● EXTRACTED MATERIAL:
+ + + + + + +
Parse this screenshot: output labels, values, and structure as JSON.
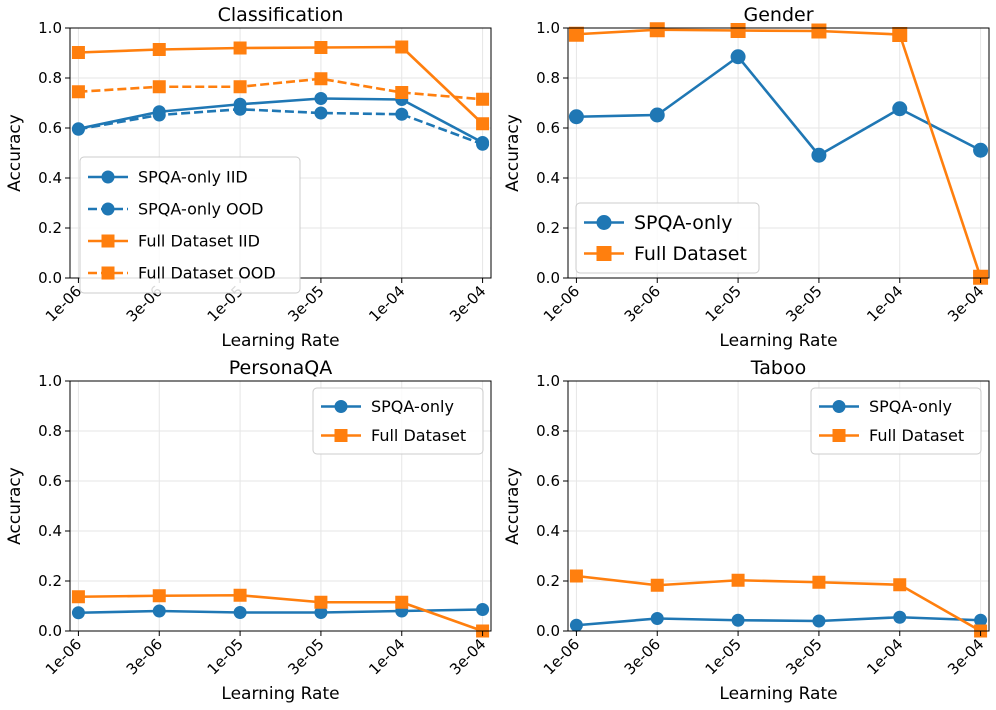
{
  "colors": {
    "spqa": "#1f77b4",
    "full": "#ff7f0e"
  },
  "chart_data": [
    {
      "type": "line",
      "title": "Classification",
      "xlabel": "Learning Rate",
      "ylabel": "Accuracy",
      "categories": [
        "1e-06",
        "3e-06",
        "1e-05",
        "3e-05",
        "1e-04",
        "3e-04"
      ],
      "ylim": [
        0,
        1.0
      ],
      "yticks": [
        "0.0",
        "0.2",
        "0.4",
        "0.6",
        "0.8",
        "1.0"
      ],
      "grid": true,
      "legend_position": "center-left",
      "series": [
        {
          "name": "SPQA-only IID",
          "color": "spqa",
          "marker": "circle",
          "dashed": false,
          "values": [
            0.597,
            0.665,
            0.695,
            0.718,
            0.714,
            0.542
          ]
        },
        {
          "name": "SPQA-only OOD",
          "color": "spqa",
          "marker": "circle",
          "dashed": true,
          "values": [
            0.595,
            0.652,
            0.675,
            0.66,
            0.655,
            0.535
          ]
        },
        {
          "name": "Full Dataset IID",
          "color": "full",
          "marker": "square",
          "dashed": false,
          "values": [
            0.902,
            0.914,
            0.92,
            0.922,
            0.924,
            0.617
          ]
        },
        {
          "name": "Full Dataset OOD",
          "color": "full",
          "marker": "square",
          "dashed": true,
          "values": [
            0.745,
            0.765,
            0.765,
            0.797,
            0.742,
            0.715
          ]
        }
      ]
    },
    {
      "type": "line",
      "title": "Gender",
      "xlabel": "Learning Rate",
      "ylabel": "Accuracy",
      "categories": [
        "1e-06",
        "3e-06",
        "1e-05",
        "3e-05",
        "1e-04",
        "3e-04"
      ],
      "ylim": [
        0,
        1.0
      ],
      "yticks": [
        "0.0",
        "0.2",
        "0.4",
        "0.6",
        "0.8",
        "1.0"
      ],
      "grid": true,
      "legend_position": "lower-left",
      "series": [
        {
          "name": "SPQA-only",
          "color": "spqa",
          "marker": "circle",
          "dashed": false,
          "values": [
            0.645,
            0.652,
            0.885,
            0.491,
            0.677,
            0.511
          ]
        },
        {
          "name": "Full Dataset",
          "color": "full",
          "marker": "square",
          "dashed": false,
          "values": [
            0.975,
            0.993,
            0.99,
            0.988,
            0.974,
            0.003
          ]
        }
      ]
    },
    {
      "type": "line",
      "title": "PersonaQA",
      "xlabel": "Learning Rate",
      "ylabel": "Accuracy",
      "categories": [
        "1e-06",
        "3e-06",
        "1e-05",
        "3e-05",
        "1e-04",
        "3e-04"
      ],
      "ylim": [
        0,
        1.0
      ],
      "yticks": [
        "0.0",
        "0.2",
        "0.4",
        "0.6",
        "0.8",
        "1.0"
      ],
      "grid": true,
      "legend_position": "upper-right",
      "series": [
        {
          "name": "SPQA-only",
          "color": "spqa",
          "marker": "circle",
          "dashed": false,
          "values": [
            0.073,
            0.08,
            0.074,
            0.074,
            0.08,
            0.086
          ]
        },
        {
          "name": "Full Dataset",
          "color": "full",
          "marker": "square",
          "dashed": false,
          "values": [
            0.137,
            0.141,
            0.143,
            0.115,
            0.115,
            0.0
          ]
        }
      ]
    },
    {
      "type": "line",
      "title": "Taboo",
      "xlabel": "Learning Rate",
      "ylabel": "Accuracy",
      "categories": [
        "1e-06",
        "3e-06",
        "1e-05",
        "3e-05",
        "1e-04",
        "3e-04"
      ],
      "ylim": [
        0,
        1.0
      ],
      "yticks": [
        "0.0",
        "0.2",
        "0.4",
        "0.6",
        "0.8",
        "1.0"
      ],
      "grid": true,
      "legend_position": "upper-right",
      "series": [
        {
          "name": "SPQA-only",
          "color": "spqa",
          "marker": "circle",
          "dashed": false,
          "values": [
            0.023,
            0.05,
            0.043,
            0.04,
            0.055,
            0.043
          ]
        },
        {
          "name": "Full Dataset",
          "color": "full",
          "marker": "square",
          "dashed": false,
          "values": [
            0.22,
            0.183,
            0.203,
            0.195,
            0.185,
            0.0
          ]
        }
      ]
    }
  ]
}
+ + + + + + +
● WHAT YOU SHOULD DO: Each record should be quoted exactly, with the images omitted.

● IN RESPONSE:
Parse this screenshot: output labels, values, and structure as JSON.
{
  "colors": {
    "spqa": "#1f77b4",
    "full": "#ff7f0e"
  },
  "chart_data": [
    {
      "type": "line",
      "title": "Classification",
      "xlabel": "Learning Rate",
      "ylabel": "Accuracy",
      "categories": [
        "1e-06",
        "3e-06",
        "1e-05",
        "3e-05",
        "1e-04",
        "3e-04"
      ],
      "ylim": [
        0,
        1.0
      ],
      "yticks": [
        "0.0",
        "0.2",
        "0.4",
        "0.6",
        "0.8",
        "1.0"
      ],
      "grid": true,
      "legend_position": "center-left",
      "series": [
        {
          "name": "SPQA-only IID",
          "color": "spqa",
          "marker": "circle",
          "dashed": false,
          "values": [
            0.597,
            0.665,
            0.695,
            0.718,
            0.714,
            0.542
          ]
        },
        {
          "name": "SPQA-only OOD",
          "color": "spqa",
          "marker": "circle",
          "dashed": true,
          "values": [
            0.595,
            0.652,
            0.675,
            0.66,
            0.655,
            0.535
          ]
        },
        {
          "name": "Full Dataset IID",
          "color": "full",
          "marker": "square",
          "dashed": false,
          "values": [
            0.902,
            0.914,
            0.92,
            0.922,
            0.924,
            0.617
          ]
        },
        {
          "name": "Full Dataset OOD",
          "color": "full",
          "marker": "square",
          "dashed": true,
          "values": [
            0.745,
            0.765,
            0.765,
            0.797,
            0.742,
            0.715
          ]
        }
      ]
    },
    {
      "type": "line",
      "title": "Gender",
      "xlabel": "Learning Rate",
      "ylabel": "Accuracy",
      "categories": [
        "1e-06",
        "3e-06",
        "1e-05",
        "3e-05",
        "1e-04",
        "3e-04"
      ],
      "ylim": [
        0,
        1.0
      ],
      "yticks": [
        "0.0",
        "0.2",
        "0.4",
        "0.6",
        "0.8",
        "1.0"
      ],
      "grid": true,
      "legend_position": "lower-left",
      "series": [
        {
          "name": "SPQA-only",
          "color": "spqa",
          "marker": "circle",
          "dashed": false,
          "values": [
            0.645,
            0.652,
            0.885,
            0.491,
            0.677,
            0.511
          ]
        },
        {
          "name": "Full Dataset",
          "color": "full",
          "marker": "square",
          "dashed": false,
          "values": [
            0.975,
            0.993,
            0.99,
            0.988,
            0.974,
            0.003
          ]
        }
      ]
    },
    {
      "type": "line",
      "title": "PersonaQA",
      "xlabel": "Learning Rate",
      "ylabel": "Accuracy",
      "categories": [
        "1e-06",
        "3e-06",
        "1e-05",
        "3e-05",
        "1e-04",
        "3e-04"
      ],
      "ylim": [
        0,
        1.0
      ],
      "yticks": [
        "0.0",
        "0.2",
        "0.4",
        "0.6",
        "0.8",
        "1.0"
      ],
      "grid": true,
      "legend_position": "upper-right",
      "series": [
        {
          "name": "SPQA-only",
          "color": "spqa",
          "marker": "circle",
          "dashed": false,
          "values": [
            0.073,
            0.08,
            0.074,
            0.074,
            0.08,
            0.086
          ]
        },
        {
          "name": "Full Dataset",
          "color": "full",
          "marker": "square",
          "dashed": false,
          "values": [
            0.137,
            0.141,
            0.143,
            0.115,
            0.115,
            0.0
          ]
        }
      ]
    },
    {
      "type": "line",
      "title": "Taboo",
      "xlabel": "Learning Rate",
      "ylabel": "Accuracy",
      "categories": [
        "1e-06",
        "3e-06",
        "1e-05",
        "3e-05",
        "1e-04",
        "3e-04"
      ],
      "ylim": [
        0,
        1.0
      ],
      "yticks": [
        "0.0",
        "0.2",
        "0.4",
        "0.6",
        "0.8",
        "1.0"
      ],
      "grid": true,
      "legend_position": "upper-right",
      "series": [
        {
          "name": "SPQA-only",
          "color": "spqa",
          "marker": "circle",
          "dashed": false,
          "values": [
            0.023,
            0.05,
            0.043,
            0.04,
            0.055,
            0.043
          ]
        },
        {
          "name": "Full Dataset",
          "color": "full",
          "marker": "square",
          "dashed": false,
          "values": [
            0.22,
            0.183,
            0.203,
            0.195,
            0.185,
            0.0
          ]
        }
      ]
    }
  ]
}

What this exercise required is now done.